DIRECTIVE
Print the data exactly, leaving nothing out.
■ ■ ■ ■ ■
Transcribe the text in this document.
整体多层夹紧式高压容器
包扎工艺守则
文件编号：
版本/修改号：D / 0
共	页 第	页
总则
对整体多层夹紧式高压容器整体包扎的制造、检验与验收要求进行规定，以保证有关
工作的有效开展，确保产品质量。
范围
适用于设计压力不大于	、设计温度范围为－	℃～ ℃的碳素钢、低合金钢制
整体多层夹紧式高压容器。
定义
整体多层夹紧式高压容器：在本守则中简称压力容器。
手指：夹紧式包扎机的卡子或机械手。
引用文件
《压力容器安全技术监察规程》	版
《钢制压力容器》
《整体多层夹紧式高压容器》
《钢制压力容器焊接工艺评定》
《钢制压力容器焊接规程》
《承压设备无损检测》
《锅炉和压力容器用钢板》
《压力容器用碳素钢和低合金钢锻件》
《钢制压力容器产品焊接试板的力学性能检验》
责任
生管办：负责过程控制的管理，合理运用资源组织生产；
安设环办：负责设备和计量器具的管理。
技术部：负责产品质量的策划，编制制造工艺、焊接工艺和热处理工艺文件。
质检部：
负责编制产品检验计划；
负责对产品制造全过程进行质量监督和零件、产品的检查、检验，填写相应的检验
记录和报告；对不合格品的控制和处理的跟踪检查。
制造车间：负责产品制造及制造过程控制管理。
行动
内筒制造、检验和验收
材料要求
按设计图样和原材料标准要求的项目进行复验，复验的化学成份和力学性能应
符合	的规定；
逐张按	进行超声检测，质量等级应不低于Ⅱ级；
■ ■ ■ ■ ■
EXPECTED ANSWER
Transcribe the text in this document.
整体多层夹紧式高压容器
包扎工艺守则
文件编号：
版本/修改号：D / 0
共	页 第	页
总则
对整体多层夹紧式高压容器整体包扎的制造、检验与验收要求进行规定，以保证有关
工作的有效开展，确保产品质量。
范围
适用于设计压力不大于	、设计温度范围为－	℃～ ℃的碳素钢、低合金钢制
整体多层夹紧式高压容器。
定义
整体多层夹紧式高压容器：在本守则中简称压力容器。
手指：夹紧式包扎机的卡子或机械手。
引用文件
《压力容器安全技术监察规程》	版
《钢制压力容器》
《整体多层夹紧式高压容器》
《钢制压力容器焊接工艺评定》
《钢制压力容器焊接规程》
《承压设备无损检测》
《锅炉和压力容器用钢板》
《压力容器用碳素钢和低合金钢锻件》
《钢制压力容器产品焊接试板的力学性能检验》
责任
生管办：负责过程控制的管理，合理运用资源组织生产；
安设环办：负责设备和计量器具的管理。
技术部：负责产品质量的策划，编制制造工艺、焊接工艺和热处理工艺文件。
质检部：
负责编制产品检验计划；
负责对产品制造全过程进行质量监督和零件、产品的检查、检验，填写相应的检验
记录和报告；对不合格品的控制和处理的跟踪检查。
制造车间：负责产品制造及制造过程控制管理。
行动
内筒制造、检验和验收
材料要求
按设计图样和原材料标准要求的项目进行复验，复验的化学成份和力学性能应
符合	的规定；
逐张按	进行超声检测，质量等级应不低于Ⅱ级；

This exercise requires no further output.